### What to do
Each record below is to be reproduced without any change.

╔══

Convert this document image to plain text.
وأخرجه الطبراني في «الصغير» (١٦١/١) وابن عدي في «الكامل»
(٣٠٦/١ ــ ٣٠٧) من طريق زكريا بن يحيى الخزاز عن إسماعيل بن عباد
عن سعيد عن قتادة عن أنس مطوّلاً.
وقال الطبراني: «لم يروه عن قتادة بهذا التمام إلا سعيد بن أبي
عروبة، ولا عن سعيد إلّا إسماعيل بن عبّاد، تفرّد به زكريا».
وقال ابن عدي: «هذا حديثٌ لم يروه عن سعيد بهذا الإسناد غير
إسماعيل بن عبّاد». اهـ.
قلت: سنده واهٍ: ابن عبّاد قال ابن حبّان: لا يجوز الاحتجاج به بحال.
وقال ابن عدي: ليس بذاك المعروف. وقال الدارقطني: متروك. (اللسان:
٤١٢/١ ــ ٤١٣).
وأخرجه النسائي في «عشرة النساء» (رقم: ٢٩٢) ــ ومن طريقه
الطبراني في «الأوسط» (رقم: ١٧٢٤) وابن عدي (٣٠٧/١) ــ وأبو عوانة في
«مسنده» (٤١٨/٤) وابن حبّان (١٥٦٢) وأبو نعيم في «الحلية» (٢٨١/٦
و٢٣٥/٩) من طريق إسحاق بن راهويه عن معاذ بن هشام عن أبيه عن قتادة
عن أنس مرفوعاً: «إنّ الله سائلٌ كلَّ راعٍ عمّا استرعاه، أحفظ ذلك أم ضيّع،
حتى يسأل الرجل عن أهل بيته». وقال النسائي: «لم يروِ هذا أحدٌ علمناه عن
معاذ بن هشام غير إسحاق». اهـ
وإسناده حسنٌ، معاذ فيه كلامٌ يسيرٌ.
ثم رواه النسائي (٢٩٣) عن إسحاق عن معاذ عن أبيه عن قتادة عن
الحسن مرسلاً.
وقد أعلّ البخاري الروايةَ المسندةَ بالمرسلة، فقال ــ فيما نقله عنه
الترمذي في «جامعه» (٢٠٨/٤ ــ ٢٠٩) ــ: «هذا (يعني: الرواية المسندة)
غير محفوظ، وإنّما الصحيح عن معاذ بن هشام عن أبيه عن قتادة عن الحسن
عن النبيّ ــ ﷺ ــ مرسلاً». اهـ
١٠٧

╚══

### Written solution
Convert this document image to plain text.
وأخرجه الطبراني في «الصغير» (١٦١/١) وابن عدي في «الكامل»
(٣٠٦/١ ــ ٣٠٧) من طريق زكريا بن يحيى الخزاز عن إسماعيل بن عباد
عن سعيد عن قتادة عن أنس مطوّلاً.
وقال الطبراني: «لم يروه عن قتادة بهذا التمام إلا سعيد بن أبي
عروبة، ولا عن سعيد إلّا إسماعيل بن عبّاد، تفرّد به زكريا».
وقال ابن عدي: «هذا حديثٌ لم يروه عن سعيد بهذا الإسناد غير
إسماعيل بن عبّاد». اهـ.
قلت: سنده واهٍ: ابن عبّاد قال ابن حبّان: لا يجوز الاحتجاج به بحال.
وقال ابن عدي: ليس بذاك المعروف. وقال الدارقطني: متروك. (اللسان:
٤١٢/١ ــ ٤١٣).
وأخرجه النسائي في «عشرة النساء» (رقم: ٢٩٢) ــ ومن طريقه
الطبراني في «الأوسط» (رقم: ١٧٢٤) وابن عدي (٣٠٧/١) ــ وأبو عوانة في
«مسنده» (٤١٨/٤) وابن حبّان (١٥٦٢) وأبو نعيم في «الحلية» (٢٨١/٦
و٢٣٥/٩) من طريق إسحاق بن راهويه عن معاذ بن هشام عن أبيه عن قتادة
عن أنس مرفوعاً: «إنّ الله سائلٌ كلَّ راعٍ عمّا استرعاه، أحفظ ذلك أم ضيّع،
حتى يسأل الرجل عن أهل بيته». وقال النسائي: «لم يروِ هذا أحدٌ علمناه عن
معاذ بن هشام غير إسحاق». اهـ
وإسناده حسنٌ، معاذ فيه كلامٌ يسيرٌ.
ثم رواه النسائي (٢٩٣) عن إسحاق عن معاذ عن أبيه عن قتادة عن
الحسن مرسلاً.
وقد أعلّ البخاري الروايةَ المسندةَ بالمرسلة، فقال ــ فيما نقله عنه
الترمذي في «جامعه» (٢٠٨/٤ ــ ٢٠٩) ــ: «هذا (يعني: الرواية المسندة)
غير محفوظ، وإنّما الصحيح عن معاذ بن هشام عن أبيه عن قتادة عن الحسن
عن النبيّ ــ ﷺ ــ مرسلاً». اهـ
١٠٧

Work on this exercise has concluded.